##### Input records

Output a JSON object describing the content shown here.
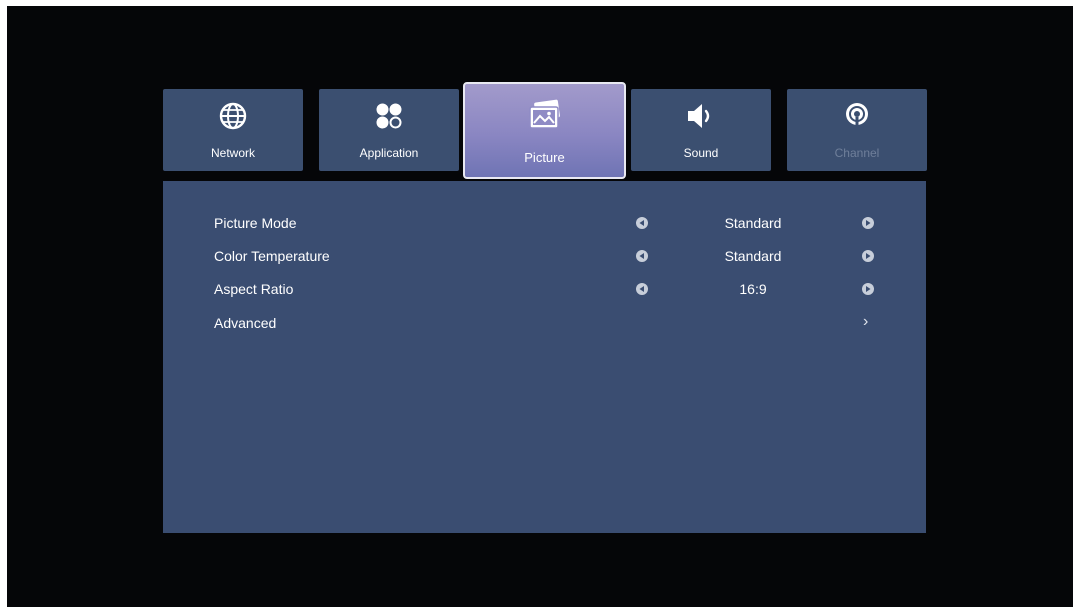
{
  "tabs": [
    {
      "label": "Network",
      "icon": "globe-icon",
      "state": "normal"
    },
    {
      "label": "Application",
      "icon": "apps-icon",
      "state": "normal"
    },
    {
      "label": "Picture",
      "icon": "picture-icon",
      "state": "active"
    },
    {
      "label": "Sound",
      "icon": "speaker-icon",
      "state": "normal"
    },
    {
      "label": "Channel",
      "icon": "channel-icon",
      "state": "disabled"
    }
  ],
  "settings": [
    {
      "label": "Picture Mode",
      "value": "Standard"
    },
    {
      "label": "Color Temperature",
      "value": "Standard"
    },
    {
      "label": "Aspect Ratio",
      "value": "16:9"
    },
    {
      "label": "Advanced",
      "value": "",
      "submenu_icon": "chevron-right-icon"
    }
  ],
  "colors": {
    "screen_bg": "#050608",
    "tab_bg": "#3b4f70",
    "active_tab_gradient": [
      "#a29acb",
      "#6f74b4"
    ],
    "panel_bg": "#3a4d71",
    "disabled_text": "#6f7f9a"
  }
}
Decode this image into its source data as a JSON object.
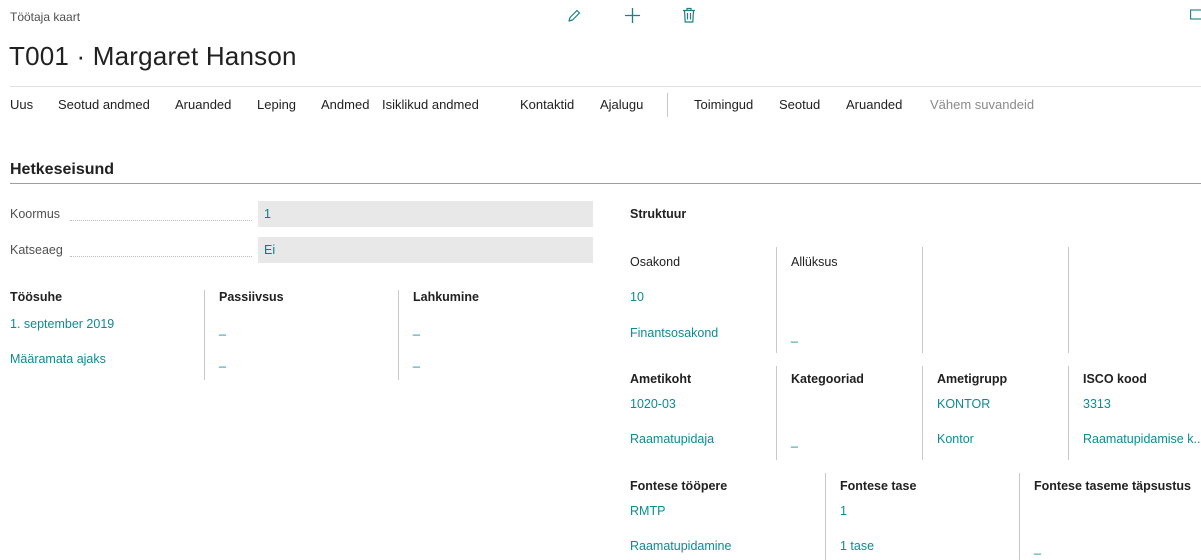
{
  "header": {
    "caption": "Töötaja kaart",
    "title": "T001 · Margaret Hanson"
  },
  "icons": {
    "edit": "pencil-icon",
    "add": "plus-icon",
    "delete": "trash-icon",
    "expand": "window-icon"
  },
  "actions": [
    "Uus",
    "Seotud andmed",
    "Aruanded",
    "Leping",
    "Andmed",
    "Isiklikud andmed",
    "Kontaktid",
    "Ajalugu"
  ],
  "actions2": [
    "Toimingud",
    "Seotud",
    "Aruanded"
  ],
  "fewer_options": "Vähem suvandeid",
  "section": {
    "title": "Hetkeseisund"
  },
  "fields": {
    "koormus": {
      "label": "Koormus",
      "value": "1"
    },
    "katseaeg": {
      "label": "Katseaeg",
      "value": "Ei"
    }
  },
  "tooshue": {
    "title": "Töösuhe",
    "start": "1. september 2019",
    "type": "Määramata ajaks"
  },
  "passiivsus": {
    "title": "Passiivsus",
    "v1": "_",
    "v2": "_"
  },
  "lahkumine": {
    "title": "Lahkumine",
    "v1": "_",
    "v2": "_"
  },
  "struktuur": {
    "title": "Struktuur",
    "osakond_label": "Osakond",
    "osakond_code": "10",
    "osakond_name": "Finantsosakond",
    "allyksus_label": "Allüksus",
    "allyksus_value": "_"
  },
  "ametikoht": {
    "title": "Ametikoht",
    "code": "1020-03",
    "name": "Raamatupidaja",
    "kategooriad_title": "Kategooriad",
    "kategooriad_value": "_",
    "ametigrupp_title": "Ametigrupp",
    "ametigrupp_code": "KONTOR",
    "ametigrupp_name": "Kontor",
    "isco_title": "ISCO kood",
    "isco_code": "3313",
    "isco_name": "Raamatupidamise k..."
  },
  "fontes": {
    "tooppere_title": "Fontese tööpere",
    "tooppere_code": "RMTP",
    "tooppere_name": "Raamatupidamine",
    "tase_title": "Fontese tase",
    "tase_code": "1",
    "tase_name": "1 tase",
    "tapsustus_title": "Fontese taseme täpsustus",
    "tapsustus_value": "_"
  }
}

##########

▸ Aim
Count the lines of the listing above that include the word "object" and state the total with nothing else.

▸ Response below
2